**WHAT YOU ARE ASKED TO DO**
Repeat each row below word for word, in the same order.
====== EXERCISE INPUT ======
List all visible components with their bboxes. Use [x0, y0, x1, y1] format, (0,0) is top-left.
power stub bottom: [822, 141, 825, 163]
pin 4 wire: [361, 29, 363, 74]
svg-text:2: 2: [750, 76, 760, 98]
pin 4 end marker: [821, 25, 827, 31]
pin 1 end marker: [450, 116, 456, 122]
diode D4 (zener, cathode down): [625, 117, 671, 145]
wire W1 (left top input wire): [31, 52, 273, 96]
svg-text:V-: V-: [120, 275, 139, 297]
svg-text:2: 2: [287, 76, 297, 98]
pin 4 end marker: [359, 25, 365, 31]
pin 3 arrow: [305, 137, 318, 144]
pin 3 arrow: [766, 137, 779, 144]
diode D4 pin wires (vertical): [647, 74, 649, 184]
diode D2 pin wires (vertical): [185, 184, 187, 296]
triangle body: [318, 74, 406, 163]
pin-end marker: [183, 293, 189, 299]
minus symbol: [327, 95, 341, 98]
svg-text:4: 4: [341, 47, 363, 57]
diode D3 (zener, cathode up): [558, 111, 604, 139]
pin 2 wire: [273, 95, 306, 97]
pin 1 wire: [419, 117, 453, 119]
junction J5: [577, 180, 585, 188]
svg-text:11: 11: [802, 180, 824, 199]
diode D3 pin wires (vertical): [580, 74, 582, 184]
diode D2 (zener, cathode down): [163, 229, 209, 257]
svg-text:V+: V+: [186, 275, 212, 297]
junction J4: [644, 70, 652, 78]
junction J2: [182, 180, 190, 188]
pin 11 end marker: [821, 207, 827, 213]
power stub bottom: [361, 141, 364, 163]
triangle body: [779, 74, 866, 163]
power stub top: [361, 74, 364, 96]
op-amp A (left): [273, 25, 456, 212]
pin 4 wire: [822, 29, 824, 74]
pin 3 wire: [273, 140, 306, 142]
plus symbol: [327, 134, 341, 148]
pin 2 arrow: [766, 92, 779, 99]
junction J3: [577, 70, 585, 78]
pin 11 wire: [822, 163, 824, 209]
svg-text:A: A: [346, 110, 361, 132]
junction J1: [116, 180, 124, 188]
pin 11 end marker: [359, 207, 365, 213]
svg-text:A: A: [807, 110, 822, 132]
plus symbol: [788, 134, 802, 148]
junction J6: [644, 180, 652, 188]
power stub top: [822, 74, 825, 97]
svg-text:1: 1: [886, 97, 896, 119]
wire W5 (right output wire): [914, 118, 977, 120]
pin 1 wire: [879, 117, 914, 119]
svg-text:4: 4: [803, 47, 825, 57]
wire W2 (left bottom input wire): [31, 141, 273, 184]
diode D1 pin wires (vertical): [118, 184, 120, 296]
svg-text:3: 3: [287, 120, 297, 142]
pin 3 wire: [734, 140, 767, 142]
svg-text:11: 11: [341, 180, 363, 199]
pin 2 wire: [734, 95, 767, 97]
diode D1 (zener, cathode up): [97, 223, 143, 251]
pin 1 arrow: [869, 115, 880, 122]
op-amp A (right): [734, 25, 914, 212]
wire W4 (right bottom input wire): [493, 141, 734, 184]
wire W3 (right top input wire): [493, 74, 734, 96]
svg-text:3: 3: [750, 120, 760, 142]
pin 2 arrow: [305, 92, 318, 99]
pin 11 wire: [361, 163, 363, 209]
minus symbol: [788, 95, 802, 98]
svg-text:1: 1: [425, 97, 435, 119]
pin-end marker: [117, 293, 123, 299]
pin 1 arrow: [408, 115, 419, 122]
======
**RESPONSE TO THIS EXERCISE**
List all visible components with their bboxes. Use [x0, y0, x1, y1] format, (0,0) is top-left.
power stub bottom: [822, 141, 825, 163]
pin 4 wire: [361, 29, 363, 74]
svg-text:2: 2: [750, 76, 760, 98]
pin 4 end marker: [821, 25, 827, 31]
pin 1 end marker: [450, 116, 456, 122]
diode D4 (zener, cathode down): [625, 117, 671, 145]
wire W1 (left top input wire): [31, 52, 273, 96]
svg-text:V-: V-: [120, 275, 139, 297]
svg-text:2: 2: [287, 76, 297, 98]
pin 4 end marker: [359, 25, 365, 31]
pin 3 arrow: [305, 137, 318, 144]
pin 3 arrow: [766, 137, 779, 144]
diode D4 pin wires (vertical): [647, 74, 649, 184]
diode D2 pin wires (vertical): [185, 184, 187, 296]
triangle body: [318, 74, 406, 163]
pin-end marker: [183, 293, 189, 299]
minus symbol: [327, 95, 341, 98]
svg-text:4: 4: [341, 47, 363, 57]
diode D3 (zener, cathode up): [558, 111, 604, 139]
pin 2 wire: [273, 95, 306, 97]
pin 1 wire: [419, 117, 453, 119]
junction J5: [577, 180, 585, 188]
svg-text:11: 11: [802, 180, 824, 199]
diode D3 pin wires (vertical): [580, 74, 582, 184]
diode D2 (zener, cathode down): [163, 229, 209, 257]
svg-text:V+: V+: [186, 275, 212, 297]
junction J4: [644, 70, 652, 78]
junction J2: [182, 180, 190, 188]
pin 11 end marker: [821, 207, 827, 213]
power stub bottom: [361, 141, 364, 163]
triangle body: [779, 74, 866, 163]
power stub top: [361, 74, 364, 96]
op-amp A (left): [273, 25, 456, 212]
pin 4 wire: [822, 29, 824, 74]
pin 3 wire: [273, 140, 306, 142]
plus symbol: [327, 134, 341, 148]
pin 2 arrow: [766, 92, 779, 99]
junction J3: [577, 70, 585, 78]
pin 11 wire: [822, 163, 824, 209]
svg-text:A: A: [346, 110, 361, 132]
junction J1: [116, 180, 124, 188]
pin 11 end marker: [359, 207, 365, 213]
svg-text:A: A: [807, 110, 822, 132]
plus symbol: [788, 134, 802, 148]
junction J6: [644, 180, 652, 188]
power stub top: [822, 74, 825, 97]
svg-text:1: 1: [886, 97, 896, 119]
wire W5 (right output wire): [914, 118, 977, 120]
pin 1 wire: [879, 117, 914, 119]
svg-text:4: 4: [803, 47, 825, 57]
wire W2 (left bottom input wire): [31, 141, 273, 184]
diode D1 pin wires (vertical): [118, 184, 120, 296]
svg-text:3: 3: [287, 120, 297, 142]
pin 3 wire: [734, 140, 767, 142]
svg-text:11: 11: [341, 180, 363, 199]
pin 2 wire: [734, 95, 767, 97]
diode D1 (zener, cathode up): [97, 223, 143, 251]
pin 1 arrow: [869, 115, 880, 122]
op-amp A (right): [734, 25, 914, 212]
wire W4 (right bottom input wire): [493, 141, 734, 184]
wire W3 (right top input wire): [493, 74, 734, 96]
svg-text:3: 3: [750, 120, 760, 142]
pin 2 arrow: [305, 92, 318, 99]
pin 11 wire: [361, 163, 363, 209]
minus symbol: [788, 95, 802, 98]
svg-text:1: 1: [425, 97, 435, 119]
pin-end marker: [117, 293, 123, 299]
pin 1 arrow: [408, 115, 419, 122]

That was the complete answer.